**EXERCISE INSTRUCTIONS**
Below is a block of records; return all of them exactly, but without the images.

**RECORDS FOR THE EXERCISE**
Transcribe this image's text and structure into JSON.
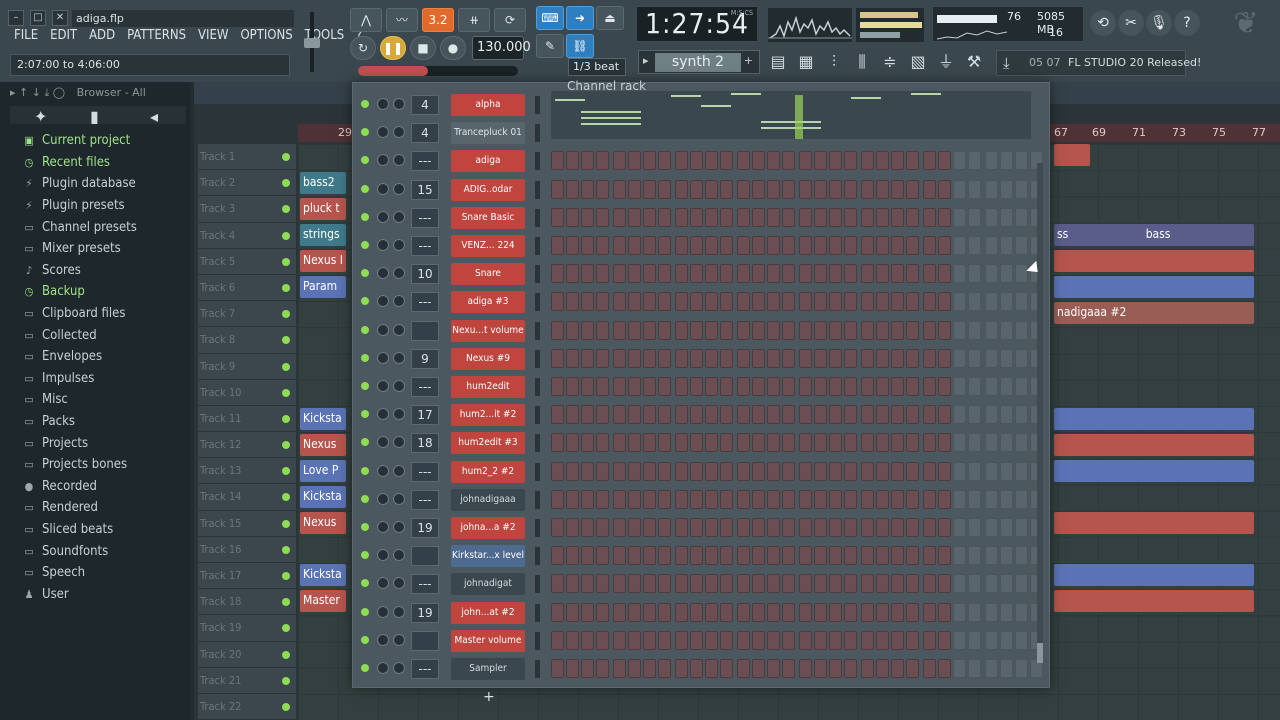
{
  "window": {
    "file_title": "adiga.flp",
    "hint": "2:07:00 to 4:06:00"
  },
  "menu": [
    "FILE",
    "EDIT",
    "ADD",
    "PATTERNS",
    "VIEW",
    "OPTIONS",
    "TOOLS",
    "?"
  ],
  "transport": {
    "pat_label": "3.2",
    "tempo": "130.000",
    "snap": "1/3 beat"
  },
  "time_display": {
    "value": "1:27:54",
    "sub": "M:S:CS"
  },
  "pattern_selector": {
    "name": "synth 2"
  },
  "cpu_panel": {
    "cpu": "76",
    "memory": "5085 MB",
    "polyphony": "16"
  },
  "news": {
    "date": "05 07",
    "text": "FL STUDIO 20 Released!"
  },
  "browser": {
    "header": "Browser - All",
    "items": [
      {
        "label": "Current project",
        "icon": "project-icon",
        "highlight": true
      },
      {
        "label": "Recent files",
        "icon": "clock-icon",
        "highlight": true
      },
      {
        "label": "Plugin database",
        "icon": "plug-icon",
        "highlight": false
      },
      {
        "label": "Plugin presets",
        "icon": "plug-icon",
        "highlight": false
      },
      {
        "label": "Channel presets",
        "icon": "folder-icon",
        "highlight": false
      },
      {
        "label": "Mixer presets",
        "icon": "folder-icon",
        "highlight": false
      },
      {
        "label": "Scores",
        "icon": "note-icon",
        "highlight": false
      },
      {
        "label": "Backup",
        "icon": "backup-icon",
        "highlight": true
      },
      {
        "label": "Clipboard files",
        "icon": "folder-icon",
        "highlight": false
      },
      {
        "label": "Collected",
        "icon": "folder-icon",
        "highlight": false
      },
      {
        "label": "Envelopes",
        "icon": "folder-icon",
        "highlight": false
      },
      {
        "label": "Impulses",
        "icon": "folder-icon",
        "highlight": false
      },
      {
        "label": "Misc",
        "icon": "folder-icon",
        "highlight": false
      },
      {
        "label": "Packs",
        "icon": "folder-icon",
        "highlight": false
      },
      {
        "label": "Projects",
        "icon": "folder-icon",
        "highlight": false
      },
      {
        "label": "Projects bones",
        "icon": "folder-icon",
        "highlight": false
      },
      {
        "label": "Recorded",
        "icon": "mic-icon",
        "highlight": false
      },
      {
        "label": "Rendered",
        "icon": "render-icon",
        "highlight": false
      },
      {
        "label": "Sliced beats",
        "icon": "folder-icon",
        "highlight": false
      },
      {
        "label": "Soundfonts",
        "icon": "folder-icon",
        "highlight": false
      },
      {
        "label": "Speech",
        "icon": "folder-icon",
        "highlight": false
      },
      {
        "label": "User",
        "icon": "user-icon",
        "highlight": false
      }
    ]
  },
  "playlist": {
    "ruler_numbers": [
      "29",
      "67",
      "69",
      "71",
      "73",
      "75",
      "77"
    ],
    "tracks": [
      "Track 1",
      "Track 2",
      "Track 3",
      "Track 4",
      "Track 5",
      "Track 6",
      "Track 7",
      "Track 8",
      "Track 9",
      "Track 10",
      "Track 11",
      "Track 12",
      "Track 13",
      "Track 14",
      "Track 15",
      "Track 16",
      "Track 17",
      "Track 18",
      "Track 19",
      "Track 20",
      "Track 21",
      "Track 22"
    ],
    "clips_left": [
      "bass2",
      "pluck t",
      "strings",
      "Nexus I",
      "Param",
      "Kicksta",
      "Nexus",
      "Love P",
      "Kicksta",
      "Nexus",
      "Kicksta",
      "Master"
    ],
    "clips_right": [
      "ss",
      "bass",
      "nadigaaa #2"
    ]
  },
  "channel_rack": {
    "title": "Channel rack",
    "channels": [
      {
        "num": "4",
        "name": "alpha",
        "color": "red"
      },
      {
        "num": "4",
        "name": "Trancepluck 01",
        "color": "gray"
      },
      {
        "num": "---",
        "name": "adiga",
        "color": "red"
      },
      {
        "num": "15",
        "name": "ADIG..odar",
        "color": "red"
      },
      {
        "num": "---",
        "name": "Snare Basic",
        "color": "red"
      },
      {
        "num": "---",
        "name": "VENZ... 224",
        "color": "red"
      },
      {
        "num": "10",
        "name": "Snare",
        "color": "red"
      },
      {
        "num": "---",
        "name": "adiga #3",
        "color": "red"
      },
      {
        "num": "",
        "name": "Nexu...t volume",
        "color": "red"
      },
      {
        "num": "9",
        "name": "Nexus #9",
        "color": "red"
      },
      {
        "num": "---",
        "name": "hum2edit",
        "color": "red"
      },
      {
        "num": "17",
        "name": "hum2...it #2",
        "color": "red"
      },
      {
        "num": "18",
        "name": "hum2edit #3",
        "color": "red"
      },
      {
        "num": "---",
        "name": "hum2_2 #2",
        "color": "red"
      },
      {
        "num": "---",
        "name": "johnadigaaa",
        "color": "dark"
      },
      {
        "num": "19",
        "name": "johna...a #2",
        "color": "red"
      },
      {
        "num": "",
        "name": "Kirkstar...x level",
        "color": "blue"
      },
      {
        "num": "---",
        "name": "johnadigat",
        "color": "dark"
      },
      {
        "num": "19",
        "name": "john...at #2",
        "color": "red"
      },
      {
        "num": "",
        "name": "Master volume",
        "color": "red"
      },
      {
        "num": "---",
        "name": "Sampler",
        "color": "dark"
      }
    ],
    "add_label": "+"
  }
}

**RESPONSE FOR THIS EXERCISE**
Transcribe this image's text and structure into JSON.
{
  "window": {
    "file_title": "adiga.flp",
    "hint": "2:07:00 to 4:06:00"
  },
  "menu": [
    "FILE",
    "EDIT",
    "ADD",
    "PATTERNS",
    "VIEW",
    "OPTIONS",
    "TOOLS",
    "?"
  ],
  "transport": {
    "pat_label": "3.2",
    "tempo": "130.000",
    "snap": "1/3 beat"
  },
  "time_display": {
    "value": "1:27:54",
    "sub": "M:S:CS"
  },
  "pattern_selector": {
    "name": "synth 2"
  },
  "cpu_panel": {
    "cpu": "76",
    "memory": "5085 MB",
    "polyphony": "16"
  },
  "news": {
    "date": "05 07",
    "text": "FL STUDIO 20 Released!"
  },
  "browser": {
    "header": "Browser - All",
    "items": [
      {
        "label": "Current project",
        "icon": "project-icon",
        "highlight": true
      },
      {
        "label": "Recent files",
        "icon": "clock-icon",
        "highlight": true
      },
      {
        "label": "Plugin database",
        "icon": "plug-icon",
        "highlight": false
      },
      {
        "label": "Plugin presets",
        "icon": "plug-icon",
        "highlight": false
      },
      {
        "label": "Channel presets",
        "icon": "folder-icon",
        "highlight": false
      },
      {
        "label": "Mixer presets",
        "icon": "folder-icon",
        "highlight": false
      },
      {
        "label": "Scores",
        "icon": "note-icon",
        "highlight": false
      },
      {
        "label": "Backup",
        "icon": "backup-icon",
        "highlight": true
      },
      {
        "label": "Clipboard files",
        "icon": "folder-icon",
        "highlight": false
      },
      {
        "label": "Collected",
        "icon": "folder-icon",
        "highlight": false
      },
      {
        "label": "Envelopes",
        "icon": "folder-icon",
        "highlight": false
      },
      {
        "label": "Impulses",
        "icon": "folder-icon",
        "highlight": false
      },
      {
        "label": "Misc",
        "icon": "folder-icon",
        "highlight": false
      },
      {
        "label": "Packs",
        "icon": "folder-icon",
        "highlight": false
      },
      {
        "label": "Projects",
        "icon": "folder-icon",
        "highlight": false
      },
      {
        "label": "Projects bones",
        "icon": "folder-icon",
        "highlight": false
      },
      {
        "label": "Recorded",
        "icon": "mic-icon",
        "highlight": false
      },
      {
        "label": "Rendered",
        "icon": "render-icon",
        "highlight": false
      },
      {
        "label": "Sliced beats",
        "icon": "folder-icon",
        "highlight": false
      },
      {
        "label": "Soundfonts",
        "icon": "folder-icon",
        "highlight": false
      },
      {
        "label": "Speech",
        "icon": "folder-icon",
        "highlight": false
      },
      {
        "label": "User",
        "icon": "user-icon",
        "highlight": false
      }
    ]
  },
  "playlist": {
    "ruler_numbers": [
      "29",
      "67",
      "69",
      "71",
      "73",
      "75",
      "77"
    ],
    "tracks": [
      "Track 1",
      "Track 2",
      "Track 3",
      "Track 4",
      "Track 5",
      "Track 6",
      "Track 7",
      "Track 8",
      "Track 9",
      "Track 10",
      "Track 11",
      "Track 12",
      "Track 13",
      "Track 14",
      "Track 15",
      "Track 16",
      "Track 17",
      "Track 18",
      "Track 19",
      "Track 20",
      "Track 21",
      "Track 22"
    ],
    "clips_left": [
      "bass2",
      "pluck t",
      "strings",
      "Nexus I",
      "Param",
      "Kicksta",
      "Nexus",
      "Love P",
      "Kicksta",
      "Nexus",
      "Kicksta",
      "Master"
    ],
    "clips_right": [
      "ss",
      "bass",
      "nadigaaa #2"
    ]
  },
  "channel_rack": {
    "title": "Channel rack",
    "channels": [
      {
        "num": "4",
        "name": "alpha",
        "color": "red"
      },
      {
        "num": "4",
        "name": "Trancepluck 01",
        "color": "gray"
      },
      {
        "num": "---",
        "name": "adiga",
        "color": "red"
      },
      {
        "num": "15",
        "name": "ADIG..odar",
        "color": "red"
      },
      {
        "num": "---",
        "name": "Snare Basic",
        "color": "red"
      },
      {
        "num": "---",
        "name": "VENZ... 224",
        "color": "red"
      },
      {
        "num": "10",
        "name": "Snare",
        "color": "red"
      },
      {
        "num": "---",
        "name": "adiga #3",
        "color": "red"
      },
      {
        "num": "",
        "name": "Nexu...t volume",
        "color": "red"
      },
      {
        "num": "9",
        "name": "Nexus #9",
        "color": "red"
      },
      {
        "num": "---",
        "name": "hum2edit",
        "color": "red"
      },
      {
        "num": "17",
        "name": "hum2...it #2",
        "color": "red"
      },
      {
        "num": "18",
        "name": "hum2edit #3",
        "color": "red"
      },
      {
        "num": "---",
        "name": "hum2_2 #2",
        "color": "red"
      },
      {
        "num": "---",
        "name": "johnadigaaa",
        "color": "dark"
      },
      {
        "num": "19",
        "name": "johna...a #2",
        "color": "red"
      },
      {
        "num": "",
        "name": "Kirkstar...x level",
        "color": "blue"
      },
      {
        "num": "---",
        "name": "johnadigat",
        "color": "dark"
      },
      {
        "num": "19",
        "name": "john...at #2",
        "color": "red"
      },
      {
        "num": "",
        "name": "Master volume",
        "color": "red"
      },
      {
        "num": "---",
        "name": "Sampler",
        "color": "dark"
      }
    ],
    "add_label": "+"
  }
}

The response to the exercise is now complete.